▶ _Written exercise_
Return each line containing the string "icon".

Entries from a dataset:
== == ==

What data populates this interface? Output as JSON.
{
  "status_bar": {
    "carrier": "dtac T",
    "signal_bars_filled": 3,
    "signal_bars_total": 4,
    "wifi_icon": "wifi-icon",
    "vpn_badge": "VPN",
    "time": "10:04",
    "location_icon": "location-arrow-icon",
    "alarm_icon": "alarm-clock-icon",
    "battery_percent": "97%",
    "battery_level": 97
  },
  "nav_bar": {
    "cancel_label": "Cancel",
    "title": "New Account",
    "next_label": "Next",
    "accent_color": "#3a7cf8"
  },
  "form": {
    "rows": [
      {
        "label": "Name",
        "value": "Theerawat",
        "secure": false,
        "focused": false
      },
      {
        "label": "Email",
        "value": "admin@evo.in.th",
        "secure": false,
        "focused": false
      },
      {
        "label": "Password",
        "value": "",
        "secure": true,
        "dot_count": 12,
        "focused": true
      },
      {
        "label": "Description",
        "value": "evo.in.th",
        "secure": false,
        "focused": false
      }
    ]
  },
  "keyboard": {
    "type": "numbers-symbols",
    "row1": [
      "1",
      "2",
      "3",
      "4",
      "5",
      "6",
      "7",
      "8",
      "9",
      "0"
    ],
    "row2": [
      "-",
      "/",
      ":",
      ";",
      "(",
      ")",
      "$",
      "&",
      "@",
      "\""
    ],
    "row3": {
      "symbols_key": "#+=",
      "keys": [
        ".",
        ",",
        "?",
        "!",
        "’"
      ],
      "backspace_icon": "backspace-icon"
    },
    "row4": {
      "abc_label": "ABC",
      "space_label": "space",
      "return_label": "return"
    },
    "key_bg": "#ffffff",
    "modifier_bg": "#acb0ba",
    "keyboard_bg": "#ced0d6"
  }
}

== == ==

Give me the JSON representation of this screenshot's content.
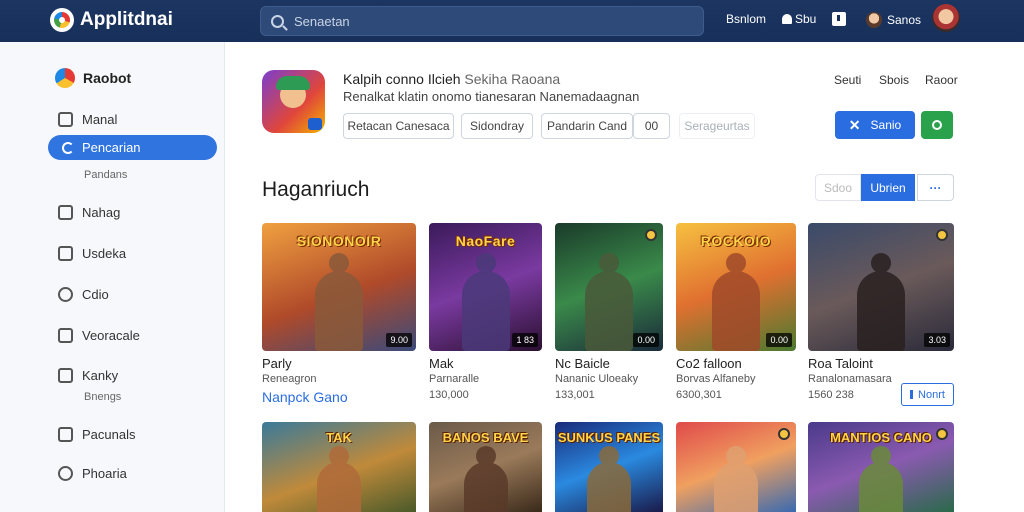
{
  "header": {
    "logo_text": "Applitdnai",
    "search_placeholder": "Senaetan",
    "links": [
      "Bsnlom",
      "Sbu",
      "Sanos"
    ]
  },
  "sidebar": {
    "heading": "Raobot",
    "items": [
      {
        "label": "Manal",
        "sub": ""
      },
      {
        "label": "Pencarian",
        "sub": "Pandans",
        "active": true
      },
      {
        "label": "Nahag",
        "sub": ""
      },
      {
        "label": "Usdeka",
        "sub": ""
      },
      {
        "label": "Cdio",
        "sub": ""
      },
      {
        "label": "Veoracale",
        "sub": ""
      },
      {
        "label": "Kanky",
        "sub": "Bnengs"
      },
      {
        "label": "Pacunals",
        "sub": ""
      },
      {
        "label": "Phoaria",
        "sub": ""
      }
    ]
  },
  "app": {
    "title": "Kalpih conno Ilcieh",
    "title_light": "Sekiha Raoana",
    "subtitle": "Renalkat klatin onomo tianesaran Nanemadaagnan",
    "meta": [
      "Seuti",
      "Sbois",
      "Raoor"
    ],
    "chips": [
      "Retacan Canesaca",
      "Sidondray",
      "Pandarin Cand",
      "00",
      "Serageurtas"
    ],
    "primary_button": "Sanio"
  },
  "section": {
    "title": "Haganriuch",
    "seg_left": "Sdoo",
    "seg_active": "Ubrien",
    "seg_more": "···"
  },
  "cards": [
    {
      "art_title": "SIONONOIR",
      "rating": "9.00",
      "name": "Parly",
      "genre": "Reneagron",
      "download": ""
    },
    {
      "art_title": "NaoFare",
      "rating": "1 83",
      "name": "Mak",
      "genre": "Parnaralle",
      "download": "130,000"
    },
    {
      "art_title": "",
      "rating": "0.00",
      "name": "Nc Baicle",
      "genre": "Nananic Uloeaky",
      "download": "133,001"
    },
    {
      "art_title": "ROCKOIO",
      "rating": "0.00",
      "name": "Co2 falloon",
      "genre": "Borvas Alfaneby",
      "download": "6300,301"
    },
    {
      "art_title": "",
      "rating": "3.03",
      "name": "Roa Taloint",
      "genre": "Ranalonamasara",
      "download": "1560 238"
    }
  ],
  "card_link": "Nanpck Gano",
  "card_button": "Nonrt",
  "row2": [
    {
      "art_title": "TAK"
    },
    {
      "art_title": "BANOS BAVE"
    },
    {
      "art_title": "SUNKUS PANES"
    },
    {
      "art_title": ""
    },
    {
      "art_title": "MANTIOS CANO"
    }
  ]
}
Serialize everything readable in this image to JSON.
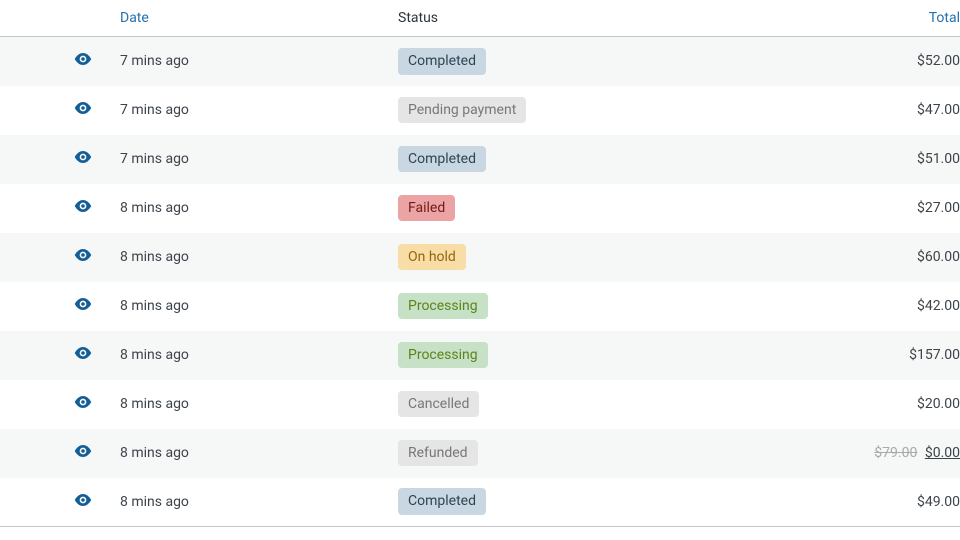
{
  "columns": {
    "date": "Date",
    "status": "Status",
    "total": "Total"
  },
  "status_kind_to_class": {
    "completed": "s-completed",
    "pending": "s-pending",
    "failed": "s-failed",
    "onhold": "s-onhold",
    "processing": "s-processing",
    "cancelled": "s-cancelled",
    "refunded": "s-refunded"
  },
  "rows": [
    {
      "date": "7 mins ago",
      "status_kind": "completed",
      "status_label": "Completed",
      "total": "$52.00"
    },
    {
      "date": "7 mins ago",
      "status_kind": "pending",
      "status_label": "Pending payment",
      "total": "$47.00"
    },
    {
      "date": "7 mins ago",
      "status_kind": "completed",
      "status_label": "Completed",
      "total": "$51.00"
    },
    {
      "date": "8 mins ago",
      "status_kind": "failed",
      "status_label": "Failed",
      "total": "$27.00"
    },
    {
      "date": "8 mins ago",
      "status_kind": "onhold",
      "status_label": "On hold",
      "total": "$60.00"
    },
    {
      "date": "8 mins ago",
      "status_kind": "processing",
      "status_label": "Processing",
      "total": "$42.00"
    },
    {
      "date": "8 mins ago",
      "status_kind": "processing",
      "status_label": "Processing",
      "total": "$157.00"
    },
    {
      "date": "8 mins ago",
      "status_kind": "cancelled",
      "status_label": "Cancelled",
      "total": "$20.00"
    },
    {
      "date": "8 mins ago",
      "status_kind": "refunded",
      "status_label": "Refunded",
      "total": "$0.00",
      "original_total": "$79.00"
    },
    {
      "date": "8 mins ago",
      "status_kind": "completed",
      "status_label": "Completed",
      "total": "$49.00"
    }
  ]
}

== == ==

▶ _Expected answer_
    "wifi_icon": "wifi-icon",
    "location_icon": "location-arrow-icon",
    "alarm_icon": "alarm-clock-icon",
      "backspace_icon": "backspace-icon"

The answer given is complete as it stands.